From the listing below, return each line that includes "type".

Figure content listings
━━━━
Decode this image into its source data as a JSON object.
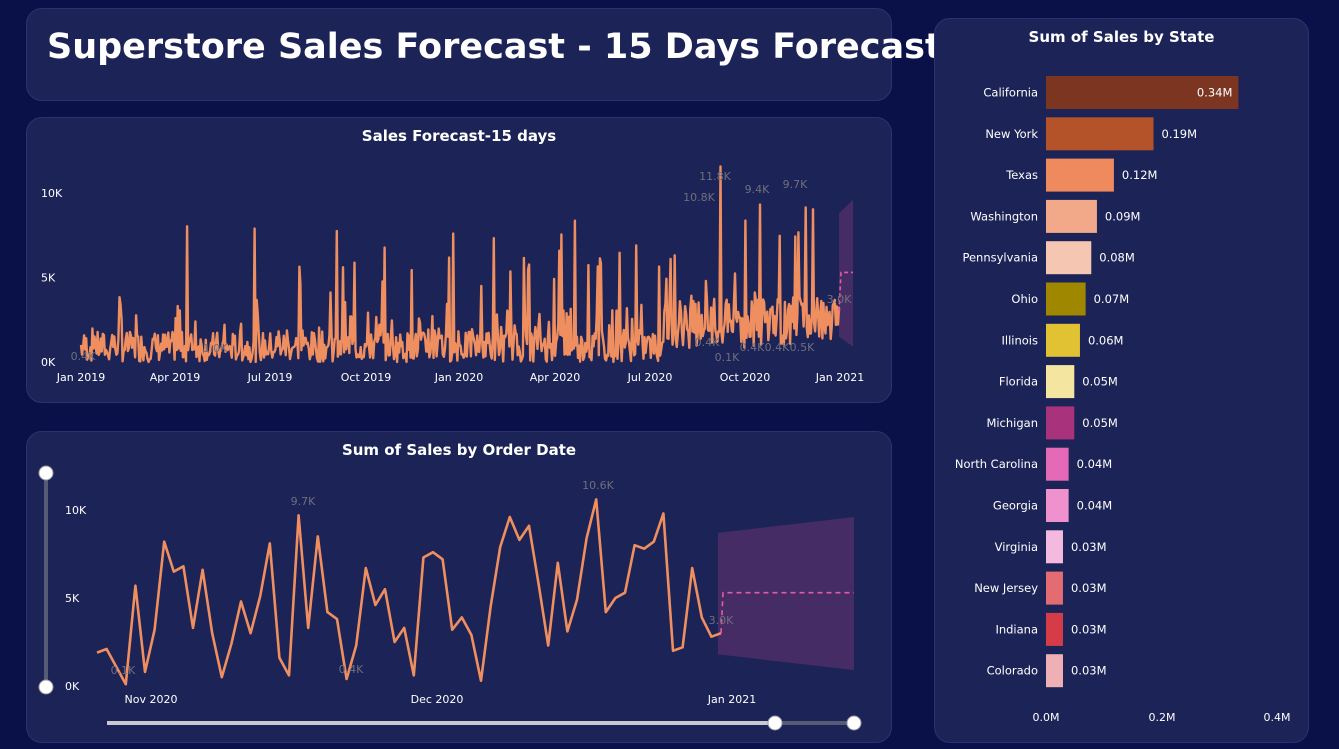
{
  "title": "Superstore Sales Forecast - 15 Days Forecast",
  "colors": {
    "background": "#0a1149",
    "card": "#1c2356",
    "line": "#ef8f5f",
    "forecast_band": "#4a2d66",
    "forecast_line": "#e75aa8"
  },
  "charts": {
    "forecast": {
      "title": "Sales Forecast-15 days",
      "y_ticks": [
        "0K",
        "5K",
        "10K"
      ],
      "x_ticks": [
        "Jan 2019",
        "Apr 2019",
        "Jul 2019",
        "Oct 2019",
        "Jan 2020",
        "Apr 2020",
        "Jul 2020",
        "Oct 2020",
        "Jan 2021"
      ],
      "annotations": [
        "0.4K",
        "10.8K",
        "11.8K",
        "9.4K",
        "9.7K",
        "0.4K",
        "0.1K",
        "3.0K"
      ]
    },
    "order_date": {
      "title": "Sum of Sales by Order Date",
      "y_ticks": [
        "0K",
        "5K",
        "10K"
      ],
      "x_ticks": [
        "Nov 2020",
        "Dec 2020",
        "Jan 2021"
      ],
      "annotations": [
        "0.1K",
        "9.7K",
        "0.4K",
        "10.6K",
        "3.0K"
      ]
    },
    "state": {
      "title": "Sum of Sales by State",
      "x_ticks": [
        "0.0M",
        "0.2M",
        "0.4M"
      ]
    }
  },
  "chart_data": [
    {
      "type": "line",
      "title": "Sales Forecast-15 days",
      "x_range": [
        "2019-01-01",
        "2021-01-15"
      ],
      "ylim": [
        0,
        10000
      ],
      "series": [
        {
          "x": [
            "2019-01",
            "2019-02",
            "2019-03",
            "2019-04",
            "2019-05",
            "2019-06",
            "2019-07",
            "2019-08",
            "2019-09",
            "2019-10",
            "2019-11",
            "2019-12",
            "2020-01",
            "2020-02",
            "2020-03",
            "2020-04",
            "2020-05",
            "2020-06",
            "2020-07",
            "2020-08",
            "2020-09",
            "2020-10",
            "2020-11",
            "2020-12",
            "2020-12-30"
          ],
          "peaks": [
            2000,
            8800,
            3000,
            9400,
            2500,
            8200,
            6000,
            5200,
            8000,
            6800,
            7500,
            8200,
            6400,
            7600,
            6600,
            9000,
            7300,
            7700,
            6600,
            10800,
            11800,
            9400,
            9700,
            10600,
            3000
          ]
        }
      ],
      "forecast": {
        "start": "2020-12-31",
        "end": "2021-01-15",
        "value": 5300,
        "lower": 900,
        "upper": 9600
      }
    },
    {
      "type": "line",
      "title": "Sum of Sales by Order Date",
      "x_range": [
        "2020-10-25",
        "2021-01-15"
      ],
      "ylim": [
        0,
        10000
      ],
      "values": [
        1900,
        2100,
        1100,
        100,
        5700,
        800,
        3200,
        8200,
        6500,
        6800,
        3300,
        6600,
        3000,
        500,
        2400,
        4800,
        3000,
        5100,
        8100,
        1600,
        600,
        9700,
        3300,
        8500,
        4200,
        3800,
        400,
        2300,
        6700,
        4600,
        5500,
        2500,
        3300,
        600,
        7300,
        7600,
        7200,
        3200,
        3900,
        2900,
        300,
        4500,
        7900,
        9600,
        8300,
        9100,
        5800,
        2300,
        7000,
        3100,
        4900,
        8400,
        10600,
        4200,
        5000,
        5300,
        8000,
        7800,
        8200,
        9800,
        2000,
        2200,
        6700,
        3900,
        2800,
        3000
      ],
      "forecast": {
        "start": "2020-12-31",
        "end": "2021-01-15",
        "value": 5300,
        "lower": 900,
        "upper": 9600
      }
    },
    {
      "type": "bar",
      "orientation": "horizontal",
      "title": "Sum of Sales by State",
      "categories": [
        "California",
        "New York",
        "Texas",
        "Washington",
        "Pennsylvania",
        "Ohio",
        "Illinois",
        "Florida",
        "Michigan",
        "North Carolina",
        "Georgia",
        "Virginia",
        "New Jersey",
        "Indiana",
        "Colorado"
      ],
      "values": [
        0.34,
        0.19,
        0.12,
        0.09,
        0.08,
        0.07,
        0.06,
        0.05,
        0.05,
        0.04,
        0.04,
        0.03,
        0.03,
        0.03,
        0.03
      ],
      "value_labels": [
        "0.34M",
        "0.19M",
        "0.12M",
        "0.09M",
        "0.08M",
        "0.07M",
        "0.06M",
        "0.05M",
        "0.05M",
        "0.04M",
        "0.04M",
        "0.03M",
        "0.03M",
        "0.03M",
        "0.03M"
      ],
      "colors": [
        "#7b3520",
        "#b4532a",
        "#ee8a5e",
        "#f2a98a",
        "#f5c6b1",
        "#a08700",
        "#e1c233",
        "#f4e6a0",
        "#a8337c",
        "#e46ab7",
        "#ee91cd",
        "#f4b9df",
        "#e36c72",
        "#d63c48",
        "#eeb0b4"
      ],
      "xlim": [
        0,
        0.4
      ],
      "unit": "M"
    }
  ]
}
━━━━
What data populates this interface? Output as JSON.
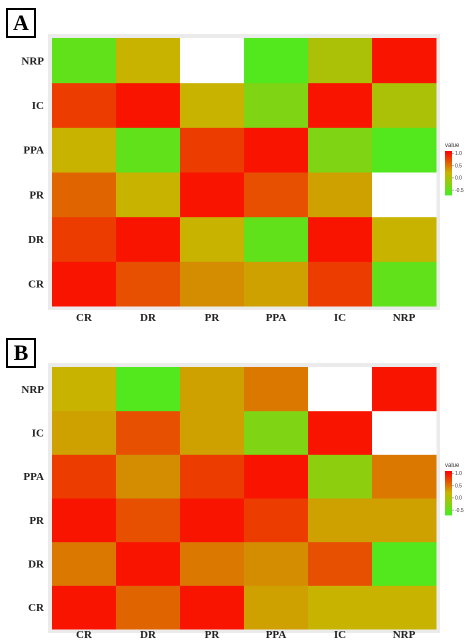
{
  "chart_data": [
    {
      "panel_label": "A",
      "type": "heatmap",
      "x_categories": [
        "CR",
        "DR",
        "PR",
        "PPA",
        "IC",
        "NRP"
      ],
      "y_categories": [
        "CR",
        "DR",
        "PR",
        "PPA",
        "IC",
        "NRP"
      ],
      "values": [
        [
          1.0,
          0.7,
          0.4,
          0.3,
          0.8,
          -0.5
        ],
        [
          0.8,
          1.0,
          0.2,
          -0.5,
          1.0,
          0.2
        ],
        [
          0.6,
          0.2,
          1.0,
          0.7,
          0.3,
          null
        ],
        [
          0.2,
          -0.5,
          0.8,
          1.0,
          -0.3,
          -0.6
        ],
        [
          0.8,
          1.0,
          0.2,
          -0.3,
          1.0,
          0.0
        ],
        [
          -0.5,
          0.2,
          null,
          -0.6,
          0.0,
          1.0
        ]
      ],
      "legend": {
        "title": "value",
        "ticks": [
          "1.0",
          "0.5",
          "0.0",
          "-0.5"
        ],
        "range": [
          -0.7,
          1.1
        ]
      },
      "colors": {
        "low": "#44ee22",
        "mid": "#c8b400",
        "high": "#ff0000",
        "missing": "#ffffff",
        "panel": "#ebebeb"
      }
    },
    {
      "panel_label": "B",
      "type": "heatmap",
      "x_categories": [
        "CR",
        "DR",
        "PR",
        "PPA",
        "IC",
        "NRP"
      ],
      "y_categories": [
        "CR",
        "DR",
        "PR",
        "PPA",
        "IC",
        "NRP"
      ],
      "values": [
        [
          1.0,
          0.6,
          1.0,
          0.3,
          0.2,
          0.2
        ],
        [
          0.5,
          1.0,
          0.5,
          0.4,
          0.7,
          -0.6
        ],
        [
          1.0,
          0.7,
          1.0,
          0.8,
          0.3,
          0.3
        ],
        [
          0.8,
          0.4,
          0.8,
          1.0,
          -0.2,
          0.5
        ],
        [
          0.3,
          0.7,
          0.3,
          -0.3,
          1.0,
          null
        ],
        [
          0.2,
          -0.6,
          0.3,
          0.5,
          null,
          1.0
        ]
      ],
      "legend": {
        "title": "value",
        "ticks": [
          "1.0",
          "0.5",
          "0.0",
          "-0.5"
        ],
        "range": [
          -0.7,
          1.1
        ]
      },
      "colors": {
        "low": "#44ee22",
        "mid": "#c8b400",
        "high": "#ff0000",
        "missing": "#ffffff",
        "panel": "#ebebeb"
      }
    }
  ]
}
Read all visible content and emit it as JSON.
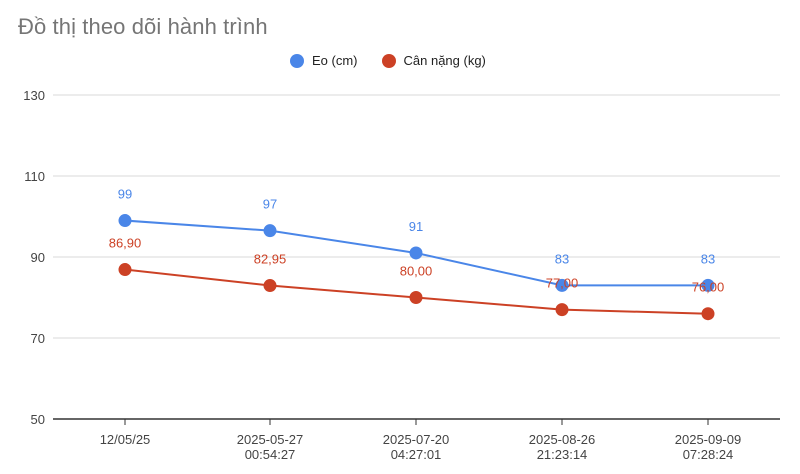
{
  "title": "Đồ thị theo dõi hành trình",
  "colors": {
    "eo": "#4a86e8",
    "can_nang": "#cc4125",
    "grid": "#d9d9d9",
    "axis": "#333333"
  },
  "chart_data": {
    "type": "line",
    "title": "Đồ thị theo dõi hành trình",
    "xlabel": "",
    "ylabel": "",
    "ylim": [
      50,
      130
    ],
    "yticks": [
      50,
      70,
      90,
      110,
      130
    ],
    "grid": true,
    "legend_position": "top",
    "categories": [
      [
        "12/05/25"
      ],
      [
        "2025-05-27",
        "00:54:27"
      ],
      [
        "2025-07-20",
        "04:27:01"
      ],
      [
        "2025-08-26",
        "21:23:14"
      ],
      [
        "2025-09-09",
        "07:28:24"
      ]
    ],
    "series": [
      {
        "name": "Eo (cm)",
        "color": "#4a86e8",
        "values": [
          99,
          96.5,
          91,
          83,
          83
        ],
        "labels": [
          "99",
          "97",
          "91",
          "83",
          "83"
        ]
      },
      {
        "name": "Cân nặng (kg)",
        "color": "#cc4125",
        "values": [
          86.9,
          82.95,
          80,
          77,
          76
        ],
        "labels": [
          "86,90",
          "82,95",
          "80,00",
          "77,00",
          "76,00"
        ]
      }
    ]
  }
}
━━━━
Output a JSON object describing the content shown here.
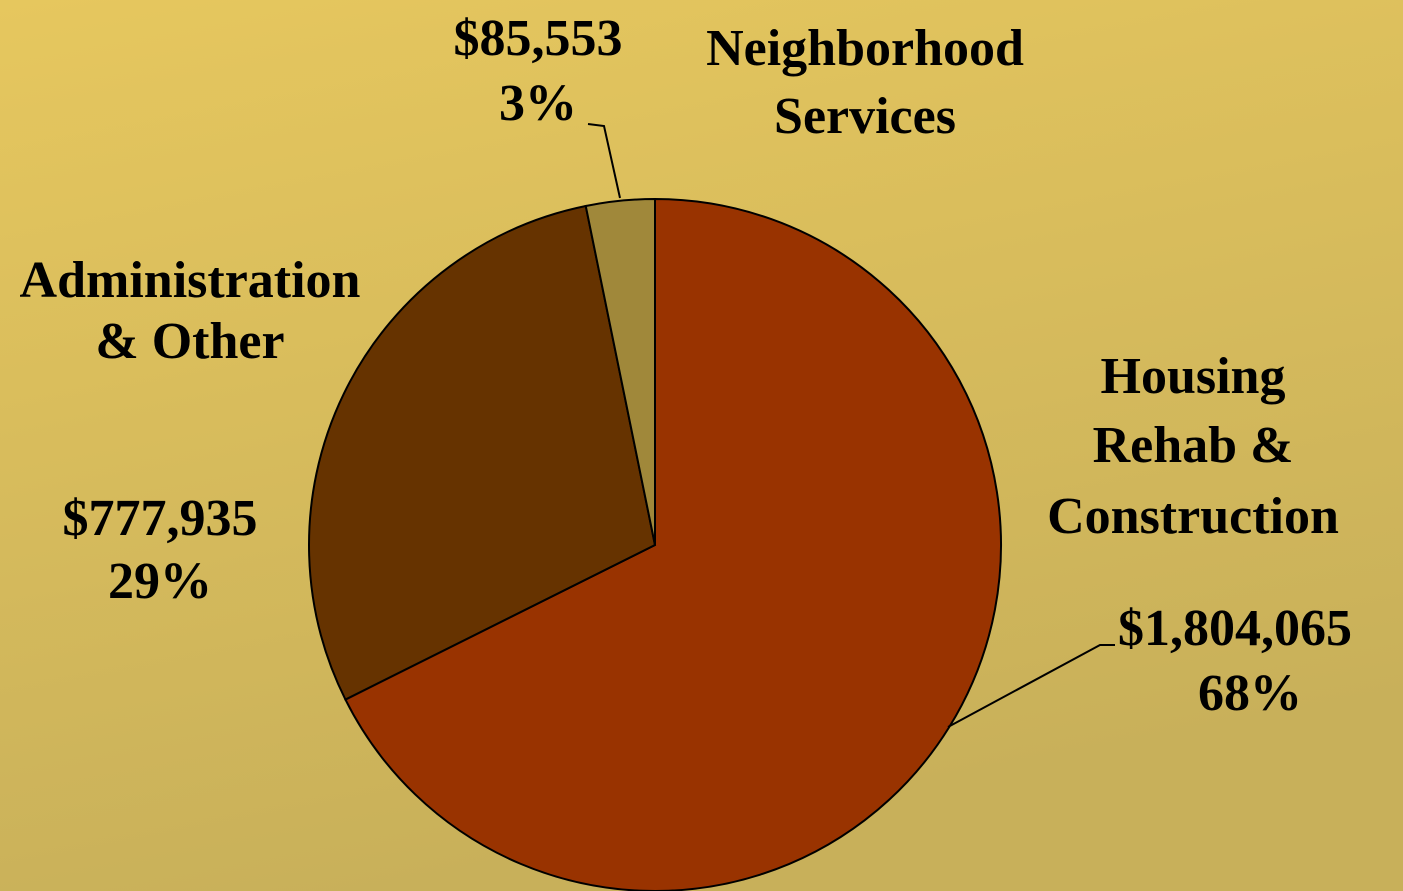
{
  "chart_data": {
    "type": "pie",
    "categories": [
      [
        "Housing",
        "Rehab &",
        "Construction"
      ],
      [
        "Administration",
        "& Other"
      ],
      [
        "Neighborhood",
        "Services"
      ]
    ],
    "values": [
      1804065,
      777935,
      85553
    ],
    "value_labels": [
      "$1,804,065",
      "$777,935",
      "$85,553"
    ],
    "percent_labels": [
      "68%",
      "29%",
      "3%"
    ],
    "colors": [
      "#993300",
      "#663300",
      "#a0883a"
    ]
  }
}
━━━━
Complete output:
      "type": "line",
      "type": "line",
      "type": "bar",
      "type": "heatmap",
      "type": "heatmap",
    "type": "line",
    "type": "pie",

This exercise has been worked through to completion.